Direction = Can you print every line of the entries below again, character for character, with nothing changed, added, or left out?

Input data =
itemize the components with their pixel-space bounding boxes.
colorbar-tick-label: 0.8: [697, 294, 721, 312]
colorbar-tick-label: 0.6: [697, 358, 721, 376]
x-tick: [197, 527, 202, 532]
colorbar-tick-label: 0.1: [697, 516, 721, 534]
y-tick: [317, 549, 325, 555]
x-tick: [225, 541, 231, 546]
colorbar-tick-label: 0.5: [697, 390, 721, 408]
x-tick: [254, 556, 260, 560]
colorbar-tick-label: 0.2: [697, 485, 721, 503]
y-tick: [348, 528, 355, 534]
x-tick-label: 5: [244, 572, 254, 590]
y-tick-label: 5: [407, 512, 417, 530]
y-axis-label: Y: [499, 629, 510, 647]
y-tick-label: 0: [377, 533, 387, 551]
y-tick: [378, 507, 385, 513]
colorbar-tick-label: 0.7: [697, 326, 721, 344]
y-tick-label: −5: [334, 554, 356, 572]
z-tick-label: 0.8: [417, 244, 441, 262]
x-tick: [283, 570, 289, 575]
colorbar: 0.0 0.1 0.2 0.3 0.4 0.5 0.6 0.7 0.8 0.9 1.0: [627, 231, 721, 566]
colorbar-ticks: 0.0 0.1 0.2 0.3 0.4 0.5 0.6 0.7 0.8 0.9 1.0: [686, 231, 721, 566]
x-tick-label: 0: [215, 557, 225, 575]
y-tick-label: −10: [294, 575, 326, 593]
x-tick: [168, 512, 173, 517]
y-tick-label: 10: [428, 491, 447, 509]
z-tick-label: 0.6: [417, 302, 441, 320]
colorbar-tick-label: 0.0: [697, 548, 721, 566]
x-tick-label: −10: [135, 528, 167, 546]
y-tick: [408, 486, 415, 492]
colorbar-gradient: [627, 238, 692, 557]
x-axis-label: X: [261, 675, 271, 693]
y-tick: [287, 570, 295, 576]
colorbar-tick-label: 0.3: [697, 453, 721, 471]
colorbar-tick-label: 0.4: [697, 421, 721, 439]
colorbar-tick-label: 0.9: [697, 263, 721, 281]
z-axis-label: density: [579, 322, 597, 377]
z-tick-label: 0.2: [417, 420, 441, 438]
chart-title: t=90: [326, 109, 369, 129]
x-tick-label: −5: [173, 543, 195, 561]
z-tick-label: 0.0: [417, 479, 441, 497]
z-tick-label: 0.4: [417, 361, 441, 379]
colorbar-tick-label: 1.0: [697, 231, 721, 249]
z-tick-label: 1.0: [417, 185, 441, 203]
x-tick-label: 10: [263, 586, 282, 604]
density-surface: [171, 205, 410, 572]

Solved exercise =
itemize the components with their pixel-space bounding boxes.
colorbar-tick-label: 0.8: [697, 294, 721, 312]
colorbar-tick-label: 0.6: [697, 358, 721, 376]
x-tick: [197, 527, 202, 532]
colorbar-tick-label: 0.1: [697, 516, 721, 534]
y-tick: [317, 549, 325, 555]
x-tick: [225, 541, 231, 546]
colorbar-tick-label: 0.5: [697, 390, 721, 408]
x-tick: [254, 556, 260, 560]
colorbar-tick-label: 0.2: [697, 485, 721, 503]
y-tick: [348, 528, 355, 534]
x-tick-label: 5: [244, 572, 254, 590]
y-tick-label: 5: [407, 512, 417, 530]
y-axis-label: Y: [499, 629, 510, 647]
y-tick-label: 0: [377, 533, 387, 551]
y-tick: [378, 507, 385, 513]
colorbar-tick-label: 0.7: [697, 326, 721, 344]
y-tick-label: −5: [334, 554, 356, 572]
z-tick-label: 0.8: [417, 244, 441, 262]
x-tick: [283, 570, 289, 575]
colorbar: 0.0 0.1 0.2 0.3 0.4 0.5 0.6 0.7 0.8 0.9 1.0: [627, 231, 721, 566]
colorbar-ticks: 0.0 0.1 0.2 0.3 0.4 0.5 0.6 0.7 0.8 0.9 1.0: [686, 231, 721, 566]
x-tick-label: 0: [215, 557, 225, 575]
y-tick-label: −10: [294, 575, 326, 593]
x-tick: [168, 512, 173, 517]
y-tick-label: 10: [428, 491, 447, 509]
z-tick-label: 0.6: [417, 302, 441, 320]
colorbar-tick-label: 0.0: [697, 548, 721, 566]
x-tick-label: −10: [135, 528, 167, 546]
y-tick: [408, 486, 415, 492]
colorbar-gradient: [627, 238, 692, 557]
x-axis-label: X: [261, 675, 271, 693]
y-tick: [287, 570, 295, 576]
colorbar-tick-label: 0.3: [697, 453, 721, 471]
colorbar-tick-label: 0.4: [697, 421, 721, 439]
colorbar-tick-label: 0.9: [697, 263, 721, 281]
z-axis-label: density: [579, 322, 597, 377]
z-tick-label: 0.2: [417, 420, 441, 438]
chart-title: t=90: [326, 109, 369, 129]
x-tick-label: −5: [173, 543, 195, 561]
z-tick-label: 0.0: [417, 479, 441, 497]
z-tick-label: 0.4: [417, 361, 441, 379]
colorbar-tick-label: 1.0: [697, 231, 721, 249]
z-tick-label: 1.0: [417, 185, 441, 203]
x-tick-label: 10: [263, 586, 282, 604]
density-surface: [171, 205, 410, 572]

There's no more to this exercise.